● Source data
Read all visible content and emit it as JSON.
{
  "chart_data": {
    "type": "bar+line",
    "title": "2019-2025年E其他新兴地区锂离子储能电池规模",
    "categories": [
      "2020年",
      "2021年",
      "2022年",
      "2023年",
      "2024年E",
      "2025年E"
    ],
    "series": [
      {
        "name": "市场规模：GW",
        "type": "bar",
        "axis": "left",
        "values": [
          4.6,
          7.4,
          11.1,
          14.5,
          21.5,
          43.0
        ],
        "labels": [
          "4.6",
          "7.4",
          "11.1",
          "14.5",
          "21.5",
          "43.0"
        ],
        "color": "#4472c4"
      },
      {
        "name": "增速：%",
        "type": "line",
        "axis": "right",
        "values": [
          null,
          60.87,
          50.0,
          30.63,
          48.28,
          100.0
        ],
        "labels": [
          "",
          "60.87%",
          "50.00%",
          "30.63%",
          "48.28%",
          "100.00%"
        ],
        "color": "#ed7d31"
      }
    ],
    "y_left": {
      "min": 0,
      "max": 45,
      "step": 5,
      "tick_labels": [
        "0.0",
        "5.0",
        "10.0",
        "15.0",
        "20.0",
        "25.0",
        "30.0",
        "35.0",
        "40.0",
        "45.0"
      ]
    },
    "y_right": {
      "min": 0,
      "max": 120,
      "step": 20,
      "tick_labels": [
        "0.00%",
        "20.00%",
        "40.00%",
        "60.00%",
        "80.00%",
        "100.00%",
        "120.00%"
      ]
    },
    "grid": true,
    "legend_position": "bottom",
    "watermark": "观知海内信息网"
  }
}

● Exercise task
Using the listing above, please repeat every entry exactly.

● Output of the exercise
Read all visible content and emit it as JSON.
{
  "chart_data": {
    "type": "bar+line",
    "title": "2019-2025年E其他新兴地区锂离子储能电池规模",
    "categories": [
      "2020年",
      "2021年",
      "2022年",
      "2023年",
      "2024年E",
      "2025年E"
    ],
    "series": [
      {
        "name": "市场规模：GW",
        "type": "bar",
        "axis": "left",
        "values": [
          4.6,
          7.4,
          11.1,
          14.5,
          21.5,
          43.0
        ],
        "labels": [
          "4.6",
          "7.4",
          "11.1",
          "14.5",
          "21.5",
          "43.0"
        ],
        "color": "#4472c4"
      },
      {
        "name": "增速：%",
        "type": "line",
        "axis": "right",
        "values": [
          null,
          60.87,
          50.0,
          30.63,
          48.28,
          100.0
        ],
        "labels": [
          "",
          "60.87%",
          "50.00%",
          "30.63%",
          "48.28%",
          "100.00%"
        ],
        "color": "#ed7d31"
      }
    ],
    "y_left": {
      "min": 0,
      "max": 45,
      "step": 5,
      "tick_labels": [
        "0.0",
        "5.0",
        "10.0",
        "15.0",
        "20.0",
        "25.0",
        "30.0",
        "35.0",
        "40.0",
        "45.0"
      ]
    },
    "y_right": {
      "min": 0,
      "max": 120,
      "step": 20,
      "tick_labels": [
        "0.00%",
        "20.00%",
        "40.00%",
        "60.00%",
        "80.00%",
        "100.00%",
        "120.00%"
      ]
    },
    "grid": true,
    "legend_position": "bottom",
    "watermark": "观知海内信息网"
  }
}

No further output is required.